* [SOURCE RECORDS]:
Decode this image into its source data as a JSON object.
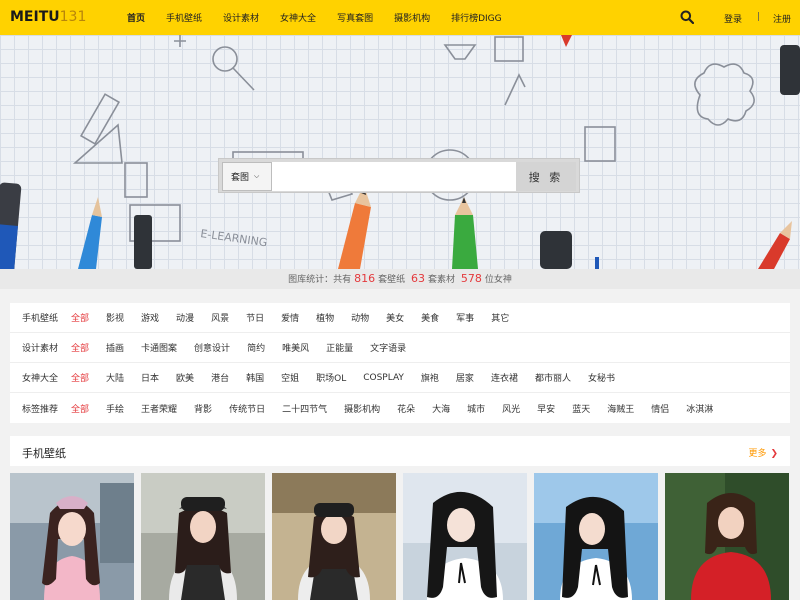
{
  "header": {
    "logo_text": "MEITU",
    "logo_num": "131",
    "nav": [
      "首页",
      "手机壁纸",
      "设计素材",
      "女神大全",
      "写真套图",
      "摄影机构",
      "排行榜DIGG"
    ],
    "login": "登录",
    "separator": "|",
    "register": "注册"
  },
  "search": {
    "select_value": "套图",
    "placeholder": "",
    "button": "搜 索"
  },
  "stats": {
    "prefix": "图库统计：共有",
    "wallpapers": "816",
    "wallpapers_unit": "套壁纸",
    "materials": "63",
    "materials_unit": "套素材",
    "goddess": "578",
    "goddess_unit": "位女神"
  },
  "filters": [
    {
      "cat": "手机壁纸",
      "tags": [
        "全部",
        "影视",
        "游戏",
        "动漫",
        "风景",
        "节日",
        "爱情",
        "植物",
        "动物",
        "美女",
        "美食",
        "军事",
        "其它"
      ]
    },
    {
      "cat": "设计素材",
      "tags": [
        "全部",
        "插画",
        "卡通图案",
        "创意设计",
        "简约",
        "唯美风",
        "正能量",
        "文字语录"
      ]
    },
    {
      "cat": "女神大全",
      "tags": [
        "全部",
        "大陆",
        "日本",
        "欧美",
        "港台",
        "韩国",
        "空姐",
        "职场OL",
        "COSPLAY",
        "旗袍",
        "居家",
        "连衣裙",
        "都市丽人",
        "女秘书"
      ]
    },
    {
      "cat": "标签推荐",
      "tags": [
        "全部",
        "手绘",
        "王者荣耀",
        "背影",
        "传统节日",
        "二十四节气",
        "摄影机构",
        "花朵",
        "大海",
        "城市",
        "风光",
        "早安",
        "蓝天",
        "海贼王",
        "情侣",
        "冰淇淋"
      ]
    }
  ],
  "section": {
    "title": "手机壁纸",
    "more": "更多"
  },
  "banner_text": "E-LEARNING",
  "colors": {
    "brand": "#ffd200",
    "highlight": "#e4393c",
    "more": "#ff9800"
  }
}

* [WHAT IS EXPECTED]: Leave out the pictures and transcribe the entries above exactly.

* [ANSWER TO THE TASK]:
Decode this image into its source data as a JSON object.
{
  "header": {
    "logo_text": "MEITU",
    "logo_num": "131",
    "nav": [
      "首页",
      "手机壁纸",
      "设计素材",
      "女神大全",
      "写真套图",
      "摄影机构",
      "排行榜DIGG"
    ],
    "login": "登录",
    "separator": "|",
    "register": "注册"
  },
  "search": {
    "select_value": "套图",
    "placeholder": "",
    "button": "搜 索"
  },
  "stats": {
    "prefix": "图库统计：共有",
    "wallpapers": "816",
    "wallpapers_unit": "套壁纸",
    "materials": "63",
    "materials_unit": "套素材",
    "goddess": "578",
    "goddess_unit": "位女神"
  },
  "filters": [
    {
      "cat": "手机壁纸",
      "tags": [
        "全部",
        "影视",
        "游戏",
        "动漫",
        "风景",
        "节日",
        "爱情",
        "植物",
        "动物",
        "美女",
        "美食",
        "军事",
        "其它"
      ]
    },
    {
      "cat": "设计素材",
      "tags": [
        "全部",
        "插画",
        "卡通图案",
        "创意设计",
        "简约",
        "唯美风",
        "正能量",
        "文字语录"
      ]
    },
    {
      "cat": "女神大全",
      "tags": [
        "全部",
        "大陆",
        "日本",
        "欧美",
        "港台",
        "韩国",
        "空姐",
        "职场OL",
        "COSPLAY",
        "旗袍",
        "居家",
        "连衣裙",
        "都市丽人",
        "女秘书"
      ]
    },
    {
      "cat": "标签推荐",
      "tags": [
        "全部",
        "手绘",
        "王者荣耀",
        "背影",
        "传统节日",
        "二十四节气",
        "摄影机构",
        "花朵",
        "大海",
        "城市",
        "风光",
        "早安",
        "蓝天",
        "海贼王",
        "情侣",
        "冰淇淋"
      ]
    }
  ],
  "section": {
    "title": "手机壁纸",
    "more": "更多"
  },
  "banner_text": "E-LEARNING",
  "colors": {
    "brand": "#ffd200",
    "highlight": "#e4393c",
    "more": "#ff9800"
  }
}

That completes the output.